*What the exercise asks*:
Omit all pictures, then retype the data exactly as given.

Stored data entries

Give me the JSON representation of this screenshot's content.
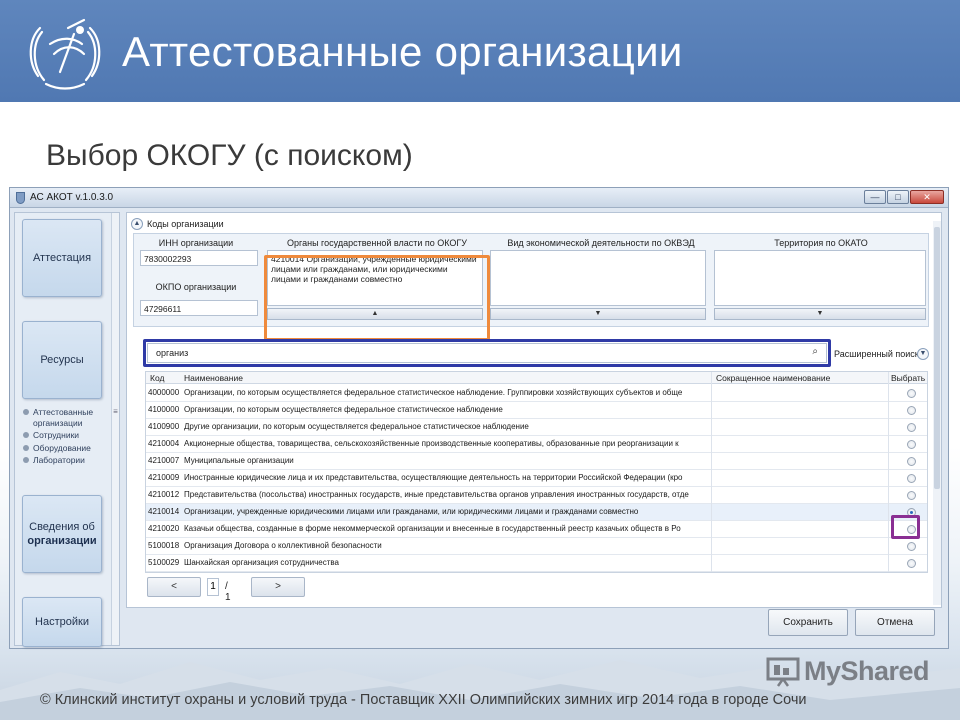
{
  "slide": {
    "title": "Аттестованные организации",
    "subtitle": "Выбор ОКОГУ (с поиском)",
    "footer": "© Клинский институт охраны и условий труда - Поставщик XXII Олимпийских зимних игр 2014 года в городе Сочи",
    "watermark": "MyShared",
    "header_color": "#5578b2"
  },
  "window": {
    "title": "АС АКОТ v.1.0.3.0",
    "controls": [
      "—",
      "□",
      "✕"
    ]
  },
  "nav": {
    "tiles": [
      "Аттестация",
      "Ресурсы",
      "Настройки"
    ],
    "info_tile": {
      "line1": "Сведения об",
      "line2": "организации"
    },
    "submenu": [
      "Аттестованные организации",
      "Сотрудники",
      "Оборудование",
      "Лаборатории"
    ]
  },
  "section": {
    "title": "Коды организации"
  },
  "filters": {
    "inn_label": "ИНН организации",
    "inn_value": "7830002293",
    "okpo_label": "ОКПО организации",
    "okpo_value": "47296611",
    "okogu_label": "Органы государственной власти по ОКОГУ",
    "okogu_value": "4210014 Организации, учрежденные юридическими лицами или гражданами, или юридическими лицами и гражданами совместно",
    "okved_label": "Вид экономической деятельности по ОКВЭД",
    "okved_value": "",
    "okato_label": "Территория по ОКАТО",
    "okato_value": ""
  },
  "search": {
    "value": "организ",
    "advanced_label": "Расширенный поиск"
  },
  "table": {
    "headers": [
      "Код",
      "Наименование",
      "Сокращенное наименование",
      "Выбрать"
    ],
    "rows": [
      {
        "code": "4000000",
        "name": "Организации, по которым осуществляется федеральное статистическое наблюдение. Группировки хозяйствующих субъектов и обще",
        "short": "",
        "selected": false
      },
      {
        "code": "4100000",
        "name": "Организации, по которым осуществляется федеральное статистическое наблюдение",
        "short": "",
        "selected": false
      },
      {
        "code": "4100900",
        "name": "Другие организации, по которым осуществляется федеральное статистическое наблюдение",
        "short": "",
        "selected": false
      },
      {
        "code": "4210004",
        "name": "Акционерные общества, товарищества, сельскохозяйственные производственные кооперативы, образованные при реорганизации к",
        "short": "",
        "selected": false
      },
      {
        "code": "4210007",
        "name": "Муниципальные организации",
        "short": "",
        "selected": false
      },
      {
        "code": "4210009",
        "name": "Иностранные юридические лица и их представительства, осуществляющие деятельность на территории Российской Федерации (кро",
        "short": "",
        "selected": false
      },
      {
        "code": "4210012",
        "name": "Представительства (посольства) иностранных государств, иные представительства органов управления иностранных государств, отде",
        "short": "",
        "selected": false
      },
      {
        "code": "4210014",
        "name": "Организации, учрежденные юридическими лицами или гражданами, или юридическими лицами и гражданами совместно",
        "short": "",
        "selected": true
      },
      {
        "code": "4210020",
        "name": "Казачьи общества, созданные в форме некоммерческой организации и внесенные в государственный реестр казачьих обществ в Ро",
        "short": "",
        "selected": false
      },
      {
        "code": "5100018",
        "name": "Организация Договора о коллективной безопасности",
        "short": "",
        "selected": false
      },
      {
        "code": "5100029",
        "name": "Шанхайская организация сотрудничества",
        "short": "",
        "selected": false
      }
    ]
  },
  "pager": {
    "prev": "<",
    "next": ">",
    "page": "1",
    "of": "/  1"
  },
  "buttons": {
    "save": "Сохранить",
    "cancel": "Отмена"
  }
}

*Exercise solution*:
Give me the JSON representation of this screenshot's content.
{
  "slide": {
    "title": "Аттестованные организации",
    "subtitle": "Выбор ОКОГУ (с поиском)",
    "footer": "© Клинский институт охраны и условий труда - Поставщик XXII Олимпийских зимних игр 2014 года в городе Сочи",
    "watermark": "MyShared",
    "header_color": "#5578b2"
  },
  "window": {
    "title": "АС АКОТ v.1.0.3.0",
    "controls": [
      "—",
      "□",
      "✕"
    ]
  },
  "nav": {
    "tiles": [
      "Аттестация",
      "Ресурсы",
      "Настройки"
    ],
    "info_tile": {
      "line1": "Сведения об",
      "line2": "организации"
    },
    "submenu": [
      "Аттестованные организации",
      "Сотрудники",
      "Оборудование",
      "Лаборатории"
    ]
  },
  "section": {
    "title": "Коды организации"
  },
  "filters": {
    "inn_label": "ИНН организации",
    "inn_value": "7830002293",
    "okpo_label": "ОКПО организации",
    "okpo_value": "47296611",
    "okogu_label": "Органы государственной власти по ОКОГУ",
    "okogu_value": "4210014 Организации, учрежденные юридическими лицами или гражданами, или юридическими лицами и гражданами совместно",
    "okved_label": "Вид экономической деятельности по ОКВЭД",
    "okved_value": "",
    "okato_label": "Территория по ОКАТО",
    "okato_value": ""
  },
  "search": {
    "value": "организ",
    "advanced_label": "Расширенный поиск"
  },
  "table": {
    "headers": [
      "Код",
      "Наименование",
      "Сокращенное наименование",
      "Выбрать"
    ],
    "rows": [
      {
        "code": "4000000",
        "name": "Организации, по которым осуществляется федеральное статистическое наблюдение. Группировки хозяйствующих субъектов и обще",
        "short": "",
        "selected": false
      },
      {
        "code": "4100000",
        "name": "Организации, по которым осуществляется федеральное статистическое наблюдение",
        "short": "",
        "selected": false
      },
      {
        "code": "4100900",
        "name": "Другие организации, по которым осуществляется федеральное статистическое наблюдение",
        "short": "",
        "selected": false
      },
      {
        "code": "4210004",
        "name": "Акционерные общества, товарищества, сельскохозяйственные производственные кооперативы, образованные при реорганизации к",
        "short": "",
        "selected": false
      },
      {
        "code": "4210007",
        "name": "Муниципальные организации",
        "short": "",
        "selected": false
      },
      {
        "code": "4210009",
        "name": "Иностранные юридические лица и их представительства, осуществляющие деятельность на территории Российской Федерации (кро",
        "short": "",
        "selected": false
      },
      {
        "code": "4210012",
        "name": "Представительства (посольства) иностранных государств, иные представительства органов управления иностранных государств, отде",
        "short": "",
        "selected": false
      },
      {
        "code": "4210014",
        "name": "Организации, учрежденные юридическими лицами или гражданами, или юридическими лицами и гражданами совместно",
        "short": "",
        "selected": true
      },
      {
        "code": "4210020",
        "name": "Казачьи общества, созданные в форме некоммерческой организации и внесенные в государственный реестр казачьих обществ в Ро",
        "short": "",
        "selected": false
      },
      {
        "code": "5100018",
        "name": "Организация Договора о коллективной безопасности",
        "short": "",
        "selected": false
      },
      {
        "code": "5100029",
        "name": "Шанхайская организация сотрудничества",
        "short": "",
        "selected": false
      }
    ]
  },
  "pager": {
    "prev": "<",
    "next": ">",
    "page": "1",
    "of": "/  1"
  },
  "buttons": {
    "save": "Сохранить",
    "cancel": "Отмена"
  }
}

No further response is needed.